# REQUIREMENTS
Drop the pictures, then extract the listing word for word.

* BEGIN MATERIAL FOR THE TASK *

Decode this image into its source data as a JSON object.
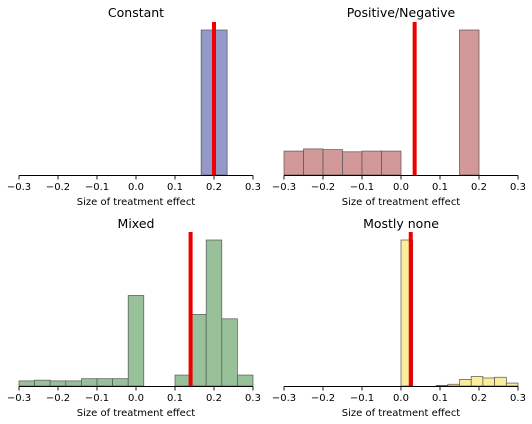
{
  "chart_data": [
    {
      "type": "bar",
      "title": "Constant",
      "xlabel": "Size of treatment effect",
      "xlim": [
        -0.3,
        0.3
      ],
      "xticks": [
        "−0.3",
        "−0.2",
        "−0.1",
        "0.0",
        "0.1",
        "0.2",
        "0.3"
      ],
      "y_axis_visible": false,
      "bin_width": 0.0667,
      "bars": [
        {
          "x": 0.167,
          "height": 1.0
        }
      ],
      "fill_color": "#9499c9",
      "edge_color": "#555555",
      "reference_line": {
        "x": 0.2,
        "color": "#ee0000"
      }
    },
    {
      "type": "bar",
      "title": "Positive/Negative",
      "xlabel": "Size of treatment effect",
      "xlim": [
        -0.3,
        0.3
      ],
      "xticks": [
        "−0.3",
        "−0.2",
        "−0.1",
        "0.0",
        "0.1",
        "0.2",
        "0.3"
      ],
      "y_axis_visible": false,
      "bin_width": 0.05,
      "bars": [
        {
          "x": -0.3,
          "height": 0.165
        },
        {
          "x": -0.25,
          "height": 0.18
        },
        {
          "x": -0.2,
          "height": 0.175
        },
        {
          "x": -0.15,
          "height": 0.16
        },
        {
          "x": -0.1,
          "height": 0.165
        },
        {
          "x": -0.05,
          "height": 0.165
        },
        {
          "x": 0.15,
          "height": 1.0
        }
      ],
      "fill_color": "#d39898",
      "edge_color": "#555555",
      "reference_line": {
        "x": 0.035,
        "color": "#ee0000"
      }
    },
    {
      "type": "bar",
      "title": "Mixed",
      "xlabel": "Size of treatment effect",
      "xlim": [
        -0.3,
        0.3
      ],
      "xticks": [
        "−0.3",
        "−0.2",
        "−0.1",
        "0.0",
        "0.1",
        "0.2",
        "0.3"
      ],
      "y_axis_visible": false,
      "bin_width": 0.04,
      "bars": [
        {
          "x": -0.3,
          "height": 0.035
        },
        {
          "x": -0.26,
          "height": 0.04
        },
        {
          "x": -0.22,
          "height": 0.035
        },
        {
          "x": -0.18,
          "height": 0.035
        },
        {
          "x": -0.14,
          "height": 0.05
        },
        {
          "x": -0.1,
          "height": 0.05
        },
        {
          "x": -0.06,
          "height": 0.05
        },
        {
          "x": -0.02,
          "height": 0.62
        },
        {
          "x": 0.1,
          "height": 0.075
        },
        {
          "x": 0.14,
          "height": 0.49
        },
        {
          "x": 0.18,
          "height": 1.0
        },
        {
          "x": 0.22,
          "height": 0.46
        },
        {
          "x": 0.26,
          "height": 0.075
        }
      ],
      "fill_color": "#99c199",
      "edge_color": "#555555",
      "reference_line": {
        "x": 0.14,
        "color": "#ee0000"
      }
    },
    {
      "type": "bar",
      "title": "Mostly none",
      "xlabel": "Size of treatment effect",
      "xlim": [
        -0.3,
        0.3
      ],
      "xticks": [
        "−0.3",
        "−0.2",
        "−0.1",
        "0.0",
        "0.1",
        "0.2",
        "0.3"
      ],
      "y_axis_visible": false,
      "bin_width": 0.03,
      "bars": [
        {
          "x": 0.0,
          "height": 1.0
        },
        {
          "x": 0.09,
          "height": 0.004
        },
        {
          "x": 0.12,
          "height": 0.012
        },
        {
          "x": 0.15,
          "height": 0.045
        },
        {
          "x": 0.18,
          "height": 0.065
        },
        {
          "x": 0.21,
          "height": 0.055
        },
        {
          "x": 0.24,
          "height": 0.06
        },
        {
          "x": 0.27,
          "height": 0.02
        }
      ],
      "fill_color": "#fbee9a",
      "edge_color": "#555555",
      "reference_line": {
        "x": 0.025,
        "color": "#ee0000"
      }
    }
  ]
}
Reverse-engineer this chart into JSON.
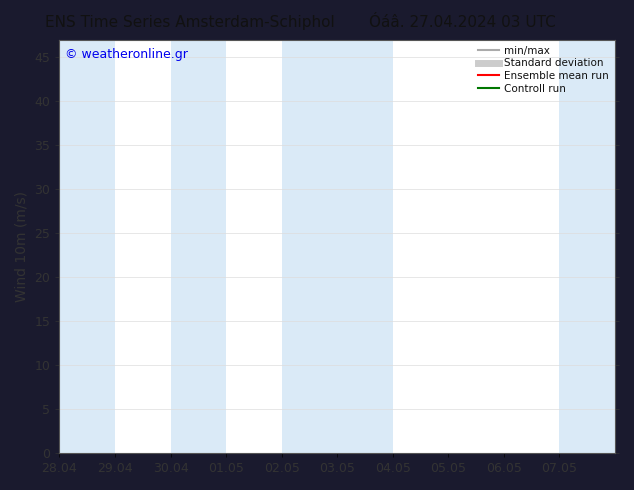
{
  "title_left": "ENS Time Series Amsterdam-Schiphol",
  "title_right": "Óáâ. 27.04.2024 03 UTC",
  "ylabel": "Wind 10m (m/s)",
  "watermark": "© weatheronline.gr",
  "fig_bg_color": "#1a1a2e",
  "plot_bg_color": "#ffffff",
  "shaded_band_color": "#daeaf7",
  "xlim_start": 0,
  "xlim_end": 10,
  "ylim": [
    0,
    47
  ],
  "yticks": [
    0,
    5,
    10,
    15,
    20,
    25,
    30,
    35,
    40,
    45
  ],
  "xtick_labels": [
    "28.04",
    "29.04",
    "30.04",
    "01.05",
    "02.05",
    "03.05",
    "04.05",
    "05.05",
    "06.05",
    "07.05"
  ],
  "shaded_bands": [
    {
      "xmin": 0.0,
      "xmax": 1.0
    },
    {
      "xmin": 2.0,
      "xmax": 3.0
    },
    {
      "xmin": 4.0,
      "xmax": 5.0
    },
    {
      "xmin": 5.0,
      "xmax": 6.0
    },
    {
      "xmin": 9.0,
      "xmax": 10.0
    }
  ],
  "legend_entries": [
    {
      "label": "min/max",
      "color": "#aaaaaa",
      "lw": 1.5,
      "style": "solid"
    },
    {
      "label": "Standard deviation",
      "color": "#cccccc",
      "lw": 5,
      "style": "solid"
    },
    {
      "label": "Ensemble mean run",
      "color": "#ff0000",
      "lw": 1.5,
      "style": "solid"
    },
    {
      "label": "Controll run",
      "color": "#007700",
      "lw": 1.5,
      "style": "solid"
    }
  ],
  "title_fontsize": 11,
  "axis_label_fontsize": 10,
  "tick_fontsize": 9,
  "watermark_color": "#0000ee",
  "watermark_fontsize": 9,
  "spine_color": "#555555",
  "tick_color": "#333333",
  "ylabel_color": "#333333",
  "title_color": "#111111"
}
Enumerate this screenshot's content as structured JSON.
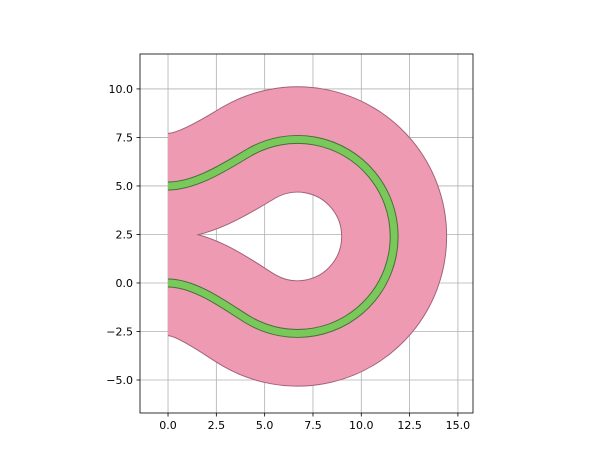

* END MATERIAL FOR THE TASK *

# FINISHED EXERCISE
Decode this image into its source data as a JSON object.
{
  "chart_data": [
    {
      "type": "bar",
      "title": "Constant",
      "xlabel": "Size of treatment effect",
      "xlim": [
        -0.3,
        0.3
      ],
      "xticks": [
        "−0.3",
        "−0.2",
        "−0.1",
        "0.0",
        "0.1",
        "0.2",
        "0.3"
      ],
      "y_axis_visible": false,
      "bin_width": 0.0667,
      "bars": [
        {
          "x": 0.167,
          "height": 1.0
        }
      ],
      "fill_color": "#9499c9",
      "edge_color": "#555555",
      "reference_line": {
        "x": 0.2,
        "color": "#ee0000"
      }
    },
    {
      "type": "bar",
      "title": "Positive/Negative",
      "xlabel": "Size of treatment effect",
      "xlim": [
        -0.3,
        0.3
      ],
      "xticks": [
        "−0.3",
        "−0.2",
        "−0.1",
        "0.0",
        "0.1",
        "0.2",
        "0.3"
      ],
      "y_axis_visible": false,
      "bin_width": 0.05,
      "bars": [
        {
          "x": -0.3,
          "height": 0.165
        },
        {
          "x": -0.25,
          "height": 0.18
        },
        {
          "x": -0.2,
          "height": 0.175
        },
        {
          "x": -0.15,
          "height": 0.16
        },
        {
          "x": -0.1,
          "height": 0.165
        },
        {
          "x": -0.05,
          "height": 0.165
        },
        {
          "x": 0.15,
          "height": 1.0
        }
      ],
      "fill_color": "#d39898",
      "edge_color": "#555555",
      "reference_line": {
        "x": 0.035,
        "color": "#ee0000"
      }
    },
    {
      "type": "bar",
      "title": "Mixed",
      "xlabel": "Size of treatment effect",
      "xlim": [
        -0.3,
        0.3
      ],
      "xticks": [
        "−0.3",
        "−0.2",
        "−0.1",
        "0.0",
        "0.1",
        "0.2",
        "0.3"
      ],
      "y_axis_visible": false,
      "bin_width": 0.04,
      "bars": [
        {
          "x": -0.3,
          "height": 0.035
        },
        {
          "x": -0.26,
          "height": 0.04
        },
        {
          "x": -0.22,
          "height": 0.035
        },
        {
          "x": -0.18,
          "height": 0.035
        },
        {
          "x": -0.14,
          "height": 0.05
        },
        {
          "x": -0.1,
          "height": 0.05
        },
        {
          "x": -0.06,
          "height": 0.05
        },
        {
          "x": -0.02,
          "height": 0.62
        },
        {
          "x": 0.1,
          "height": 0.075
        },
        {
          "x": 0.14,
          "height": 0.49
        },
        {
          "x": 0.18,
          "height": 1.0
        },
        {
          "x": 0.22,
          "height": 0.46
        },
        {
          "x": 0.26,
          "height": 0.075
        }
      ],
      "fill_color": "#99c199",
      "edge_color": "#555555",
      "reference_line": {
        "x": 0.14,
        "color": "#ee0000"
      }
    },
    {
      "type": "bar",
      "title": "Mostly none",
      "xlabel": "Size of treatment effect",
      "xlim": [
        -0.3,
        0.3
      ],
      "xticks": [
        "−0.3",
        "−0.2",
        "−0.1",
        "0.0",
        "0.1",
        "0.2",
        "0.3"
      ],
      "y_axis_visible": false,
      "bin_width": 0.03,
      "bars": [
        {
          "x": 0.0,
          "height": 1.0
        },
        {
          "x": 0.09,
          "height": 0.004
        },
        {
          "x": 0.12,
          "height": 0.012
        },
        {
          "x": 0.15,
          "height": 0.045
        },
        {
          "x": 0.18,
          "height": 0.065
        },
        {
          "x": 0.21,
          "height": 0.055
        },
        {
          "x": 0.24,
          "height": 0.06
        },
        {
          "x": 0.27,
          "height": 0.02
        }
      ],
      "fill_color": "#fbee9a",
      "edge_color": "#555555",
      "reference_line": {
        "x": 0.025,
        "color": "#ee0000"
      }
    }
  ]
}
Reverse-engineer this chart into JSON.
{
  "title_left": "ENS Time Series Amsterdam-Schiphol",
  "title_right": "Óáâ. 27.04.2024 03 UTC",
  "ylabel": "Wind 10m (m/s)",
  "watermark": "© weatheronline.gr",
  "fig_bg_color": "#1a1a2e",
  "plot_bg_color": "#ffffff",
  "shaded_band_color": "#daeaf7",
  "xlim_start": 0,
  "xlim_end": 10,
  "ylim": [
    0,
    47
  ],
  "yticks": [
    0,
    5,
    10,
    15,
    20,
    25,
    30,
    35,
    40,
    45
  ],
  "xtick_labels": [
    "28.04",
    "29.04",
    "30.04",
    "01.05",
    "02.05",
    "03.05",
    "04.05",
    "05.05",
    "06.05",
    "07.05"
  ],
  "shaded_bands": [
    {
      "xmin": 0.0,
      "xmax": 1.0
    },
    {
      "xmin": 2.0,
      "xmax": 3.0
    },
    {
      "xmin": 4.0,
      "xmax": 5.0
    },
    {
      "xmin": 5.0,
      "xmax": 6.0
    },
    {
      "xmin": 9.0,
      "xmax": 10.0
    }
  ],
  "legend_entries": [
    {
      "label": "min/max",
      "color": "#aaaaaa",
      "lw": 1.5,
      "style": "solid"
    },
    {
      "label": "Standard deviation",
      "color": "#cccccc",
      "lw": 5,
      "style": "solid"
    },
    {
      "label": "Ensemble mean run",
      "color": "#ff0000",
      "lw": 1.5,
      "style": "solid"
    },
    {
      "label": "Controll run",
      "color": "#007700",
      "lw": 1.5,
      "style": "solid"
    }
  ],
  "title_fontsize": 11,
  "axis_label_fontsize": 10,
  "tick_fontsize": 9,
  "watermark_color": "#0000ee",
  "watermark_fontsize": 9,
  "spine_color": "#555555",
  "tick_color": "#333333",
  "ylabel_color": "#333333",
  "title_color": "#111111"
}
Enumerate this screenshot's content as structured JSON.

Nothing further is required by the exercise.